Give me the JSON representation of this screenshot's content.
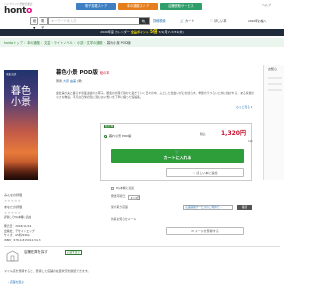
{
  "header": {
    "logo_tagline": "ハイブリッド型総合書店",
    "logo": {
      "main": "hont",
      "accent": "o"
    },
    "tabs": [
      {
        "label": "電子書籍ストア",
        "color": "#3d7fc1"
      },
      {
        "label": "本の通販ストア",
        "color": "#e57e1c"
      },
      {
        "label": "店舗受取サービス",
        "color": "#2f9e6a"
      }
    ],
    "help": "ヘルプ",
    "category_select": "紙 ▼",
    "scope_select": "電子 ▼",
    "search_placeholder": "キーワードを入力",
    "search_button": "🔍",
    "detail_search": "詳細検索",
    "cart_label": "カート",
    "want_label": "ほしい本",
    "account": "2020年お帳へ",
    "campaign": {
      "prefix": "2020年度 カレンダー",
      "highlight": "全品ポイント",
      "big": "5倍",
      "suffix": "7/1(月)〜7/31(木)"
    }
  },
  "breadcrumb": [
    "hontoトップ",
    "本の通販",
    "新刊・予約",
    "文芸・ライトノベル",
    "小説・文学の通販",
    "文芸・日本文学の通販",
    "暮れ小景 POD版"
  ],
  "product": {
    "cover_title": "暮色小景",
    "cover_author": "木蓮 由美",
    "title": "暮色小景 POD版",
    "format_badge": "紙の本",
    "byline_label": "著者",
    "author": "大原 由美",
    "author_role": "(著)",
    "description": "会社員の夫と暮らす専業主婦の沙耶子。都会の片隅で静かに過ぎていく日々の中、ふとした出会いが心を揺らす。季節のうつろいと共に描かれる、ある家族の小さな物語。平凡な日常の陰に潜む淡い想いを丁寧に綴った短編集。",
    "more_link": "もっと見る ▾",
    "rating_label": "みんなの評価",
    "my_rating_label": "あなたの評価",
    "my_rating_note": "評価してMy本棚に追加",
    "stars": "★★★★★",
    "meta": [
      "発売日：2018/11/19",
      "出版社：デザインエッグ",
      "サイズ：A5判/296p",
      "ISBN：978-4-815012-54-3"
    ]
  },
  "buybox": {
    "badge": "紙の本",
    "option_label": "暮れ小景 POD版",
    "price_prefix": "税込",
    "price": "1,320円",
    "points": "1pt",
    "cart_icon": "🛒",
    "cart_button": "カートに入れる",
    "wish_button": "♡ ほしい本に追加",
    "gift_note": "My本棚に追加",
    "stock_label": "発送可能日：",
    "stock_value": "1〜3日",
    "store_label": "受け取り店舗",
    "store_input": "店舗受取サービスのご利用で...",
    "calc_button": "確認",
    "notify_label": "新着お知らせメール",
    "mail_button": "✉ メールを登録する"
  },
  "side_panel": {
    "header": "お知ら"
  },
  "store_section": {
    "title": "店舗在庫を探す",
    "pill": "店舗を選ぶ",
    "note": "マイル店を登録すると、登録した店舗の在庫状況を確認できます。",
    "link": "› 店舗を選ぶ"
  }
}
#####
» **TASK INSTRUCTIONS**:
Return the listing above word for word, with the pictures removed.

» **RESPONSE**:
Give me the JSON representation of this screenshot's content.
{
  "header": {
    "logo_tagline": "ハイブリッド型総合書店",
    "logo": {
      "main": "hont",
      "accent": "o"
    },
    "tabs": [
      {
        "label": "電子書籍ストア",
        "color": "#3d7fc1"
      },
      {
        "label": "本の通販ストア",
        "color": "#e57e1c"
      },
      {
        "label": "店舗受取サービス",
        "color": "#2f9e6a"
      }
    ],
    "help": "ヘルプ",
    "category_select": "紙 ▼",
    "scope_select": "電子 ▼",
    "search_placeholder": "キーワードを入力",
    "search_button": "🔍",
    "detail_search": "詳細検索",
    "cart_label": "カート",
    "want_label": "ほしい本",
    "account": "2020年お帳へ",
    "campaign": {
      "prefix": "2020年度 カレンダー",
      "highlight": "全品ポイント",
      "big": "5倍",
      "suffix": "7/1(月)〜7/31(木)"
    }
  },
  "breadcrumb": [
    "hontoトップ",
    "本の通販",
    "新刊・予約",
    "文芸・ライトノベル",
    "小説・文学の通販",
    "文芸・日本文学の通販",
    "暮れ小景 POD版"
  ],
  "product": {
    "cover_title": "暮色小景",
    "cover_author": "木蓮 由美",
    "title": "暮色小景 POD版",
    "format_badge": "紙の本",
    "byline_label": "著者",
    "author": "大原 由美",
    "author_role": "(著)",
    "description": "会社員の夫と暮らす専業主婦の沙耶子。都会の片隅で静かに過ぎていく日々の中、ふとした出会いが心を揺らす。季節のうつろいと共に描かれる、ある家族の小さな物語。平凡な日常の陰に潜む淡い想いを丁寧に綴った短編集。",
    "more_link": "もっと見る ▾",
    "rating_label": "みんなの評価",
    "my_rating_label": "あなたの評価",
    "my_rating_note": "評価してMy本棚に追加",
    "stars": "★★★★★",
    "meta": [
      "発売日：2018/11/19",
      "出版社：デザインエッグ",
      "サイズ：A5判/296p",
      "ISBN：978-4-815012-54-3"
    ]
  },
  "buybox": {
    "badge": "紙の本",
    "option_label": "暮れ小景 POD版",
    "price_prefix": "税込",
    "price": "1,320円",
    "points": "1pt",
    "cart_icon": "🛒",
    "cart_button": "カートに入れる",
    "wish_button": "♡ ほしい本に追加",
    "gift_note": "My本棚に追加",
    "stock_label": "発送可能日：",
    "stock_value": "1〜3日",
    "store_label": "受け取り店舗",
    "store_input": "店舗受取サービスのご利用で...",
    "calc_button": "確認",
    "notify_label": "新着お知らせメール",
    "mail_button": "✉ メールを登録する"
  },
  "side_panel": {
    "header": "お知ら"
  },
  "store_section": {
    "title": "店舗在庫を探す",
    "pill": "店舗を選ぶ",
    "note": "マイル店を登録すると、登録した店舗の在庫状況を確認できます。",
    "link": "› 店舗を選ぶ"
  }
}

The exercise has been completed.